Data shown:
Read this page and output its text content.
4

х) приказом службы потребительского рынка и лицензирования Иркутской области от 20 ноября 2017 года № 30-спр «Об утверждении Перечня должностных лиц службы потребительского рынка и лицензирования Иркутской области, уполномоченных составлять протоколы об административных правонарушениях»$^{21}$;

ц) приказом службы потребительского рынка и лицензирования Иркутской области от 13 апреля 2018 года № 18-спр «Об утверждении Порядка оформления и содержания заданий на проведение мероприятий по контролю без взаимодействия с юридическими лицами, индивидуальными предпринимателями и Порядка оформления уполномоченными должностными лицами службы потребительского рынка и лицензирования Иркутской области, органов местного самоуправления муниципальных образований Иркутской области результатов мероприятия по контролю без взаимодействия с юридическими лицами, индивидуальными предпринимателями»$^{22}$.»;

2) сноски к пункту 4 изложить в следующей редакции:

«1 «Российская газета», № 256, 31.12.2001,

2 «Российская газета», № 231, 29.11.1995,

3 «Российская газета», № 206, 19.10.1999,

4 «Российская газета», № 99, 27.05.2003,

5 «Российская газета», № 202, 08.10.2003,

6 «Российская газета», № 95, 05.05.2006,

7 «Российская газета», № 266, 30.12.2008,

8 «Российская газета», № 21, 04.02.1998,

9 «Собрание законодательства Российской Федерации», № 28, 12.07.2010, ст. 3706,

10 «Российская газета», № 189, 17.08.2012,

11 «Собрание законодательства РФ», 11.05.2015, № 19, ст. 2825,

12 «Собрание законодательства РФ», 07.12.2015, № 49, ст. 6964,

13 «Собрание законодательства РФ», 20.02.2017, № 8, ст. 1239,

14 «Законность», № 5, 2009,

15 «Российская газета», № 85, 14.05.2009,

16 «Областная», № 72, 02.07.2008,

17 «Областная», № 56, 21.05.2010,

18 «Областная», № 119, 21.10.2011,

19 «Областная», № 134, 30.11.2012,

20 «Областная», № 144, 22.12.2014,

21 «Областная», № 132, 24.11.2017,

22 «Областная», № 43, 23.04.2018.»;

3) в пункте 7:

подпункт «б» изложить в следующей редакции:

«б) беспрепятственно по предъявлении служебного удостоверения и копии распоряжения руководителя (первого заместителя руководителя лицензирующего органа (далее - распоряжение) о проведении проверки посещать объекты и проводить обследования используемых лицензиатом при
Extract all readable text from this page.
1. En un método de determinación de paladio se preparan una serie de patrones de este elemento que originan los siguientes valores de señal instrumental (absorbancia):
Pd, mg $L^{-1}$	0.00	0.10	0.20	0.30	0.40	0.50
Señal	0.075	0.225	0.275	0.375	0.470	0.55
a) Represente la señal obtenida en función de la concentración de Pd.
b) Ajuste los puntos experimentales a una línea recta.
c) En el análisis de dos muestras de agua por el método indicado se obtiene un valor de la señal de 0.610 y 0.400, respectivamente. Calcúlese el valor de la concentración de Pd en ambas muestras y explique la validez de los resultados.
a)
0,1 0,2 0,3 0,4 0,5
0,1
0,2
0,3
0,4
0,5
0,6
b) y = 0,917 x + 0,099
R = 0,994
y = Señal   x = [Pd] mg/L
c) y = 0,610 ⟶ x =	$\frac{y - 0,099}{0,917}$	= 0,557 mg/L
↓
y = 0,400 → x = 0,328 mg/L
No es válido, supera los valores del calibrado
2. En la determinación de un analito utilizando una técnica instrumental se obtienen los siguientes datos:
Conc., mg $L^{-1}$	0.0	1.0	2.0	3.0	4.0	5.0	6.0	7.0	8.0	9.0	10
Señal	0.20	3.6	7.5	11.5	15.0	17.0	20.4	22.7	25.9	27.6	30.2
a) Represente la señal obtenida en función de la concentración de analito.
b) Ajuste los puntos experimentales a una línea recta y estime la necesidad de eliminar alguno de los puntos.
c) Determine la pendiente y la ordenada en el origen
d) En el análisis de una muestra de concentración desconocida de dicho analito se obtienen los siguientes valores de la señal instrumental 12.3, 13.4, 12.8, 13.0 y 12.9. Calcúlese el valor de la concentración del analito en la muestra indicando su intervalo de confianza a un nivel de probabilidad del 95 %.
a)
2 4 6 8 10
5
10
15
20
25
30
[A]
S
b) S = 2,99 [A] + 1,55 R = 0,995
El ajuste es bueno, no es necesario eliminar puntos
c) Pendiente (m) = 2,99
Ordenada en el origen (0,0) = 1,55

What to produce: Give the listing above again, word for word.

Finished answer:
Read this page and output its text content.
4

х) приказом службы потребительского рынка и лицензирования Иркутской области от 20 ноября 2017 года № 30-спр «Об утверждении Перечня должностных лиц службы потребительского рынка и лицензирования Иркутской области, уполномоченных составлять протоколы об административных правонарушениях»$^{21}$;

ц) приказом службы потребительского рынка и лицензирования Иркутской области от 13 апреля 2018 года № 18-спр «Об утверждении Порядка оформления и содержания заданий на проведение мероприятий по контролю без взаимодействия с юридическими лицами, индивидуальными предпринимателями и Порядка оформления уполномоченными должностными лицами службы потребительского рынка и лицензирования Иркутской области, органов местного самоуправления муниципальных образований Иркутской области результатов мероприятия по контролю без взаимодействия с юридическими лицами, индивидуальными предпринимателями»$^{22}$.»;

2) сноски к пункту 4 изложить в следующей редакции:

«1 «Российская газета», № 256, 31.12.2001,

2 «Российская газета», № 231, 29.11.1995,

3 «Российская газета», № 206, 19.10.1999,

4 «Российская газета», № 99, 27.05.2003,

5 «Российская газета», № 202, 08.10.2003,

6 «Российская газета», № 95, 05.05.2006,

7 «Российская газета», № 266, 30.12.2008,

8 «Российская газета», № 21, 04.02.1998,

9 «Собрание законодательства Российской Федерации», № 28, 12.07.2010, ст. 3706,

10 «Российская газета», № 189, 17.08.2012,

11 «Собрание законодательства РФ», 11.05.2015, № 19, ст. 2825,

12 «Собрание законодательства РФ», 07.12.2015, № 49, ст. 6964,

13 «Собрание законодательства РФ», 20.02.2017, № 8, ст. 1239,

14 «Законность», № 5, 2009,

15 «Российская газета», № 85, 14.05.2009,

16 «Областная», № 72, 02.07.2008,

17 «Областная», № 56, 21.05.2010,

18 «Областная», № 119, 21.10.2011,

19 «Областная», № 134, 30.11.2012,

20 «Областная», № 144, 22.12.2014,

21 «Областная», № 132, 24.11.2017,

22 «Областная», № 43, 23.04.2018.»;

3) в пункте 7:

подпункт «б» изложить в следующей редакции:

«б) беспрепятственно по предъявлении служебного удостоверения и копии распоряжения руководителя (первого заместителя руководителя лицензирующего органа (далее - распоряжение) о проведении проверки посещать объекты и проводить обследования используемых лицензиатом при
Extract all readable text from this page.
1. En un método de determinación de paladio se preparan una serie de patrones de este elemento que originan los siguientes valores de señal instrumental (absorbancia):
Pd, mg $L^{-1}$	0.00	0.10	0.20	0.30	0.40	0.50
Señal	0.075	0.225	0.275	0.375	0.470	0.55
a) Represente la señal obtenida en función de la concentración de Pd.
b) Ajuste los puntos experimentales a una línea recta.
c) En el análisis de dos muestras de agua por el método indicado se obtiene un valor de la señal de 0.610 y 0.400, respectivamente. Calcúlese el valor de la concentración de Pd en ambas muestras y explique la validez de los resultados.
a)
0,1 0,2 0,3 0,4 0,5
0,1
0,2
0,3
0,4
0,5
0,6
b) y = 0,917 x + 0,099
R = 0,994
y = Señal   x = [Pd] mg/L
c) y = 0,610 ⟶ x =	$\frac{y - 0,099}{0,917}$	= 0,557 mg/L
↓
y = 0,400 → x = 0,328 mg/L
No es válido, supera los valores del calibrado
2. En la determinación de un analito utilizando una técnica instrumental se obtienen los siguientes datos:
Conc., mg $L^{-1}$	0.0	1.0	2.0	3.0	4.0	5.0	6.0	7.0	8.0	9.0	10
Señal	0.20	3.6	7.5	11.5	15.0	17.0	20.4	22.7	25.9	27.6	30.2
a) Represente la señal obtenida en función de la concentración de analito.
b) Ajuste los puntos experimentales a una línea recta y estime la necesidad de eliminar alguno de los puntos.
c) Determine la pendiente y la ordenada en el origen
d) En el análisis de una muestra de concentración desconocida de dicho analito se obtienen los siguientes valores de la señal instrumental 12.3, 13.4, 12.8, 13.0 y 12.9. Calcúlese el valor de la concentración del analito en la muestra indicando su intervalo de confianza a un nivel de probabilidad del 95 %.
a)
2 4 6 8 10
5
10
15
20
25
30
[A]
S
b) S = 2,99 [A] + 1,55 R = 0,995
El ajuste es bueno, no es necesario eliminar puntos
c) Pendiente (m) = 2,99
Ordenada en el origen (0,0) = 1,55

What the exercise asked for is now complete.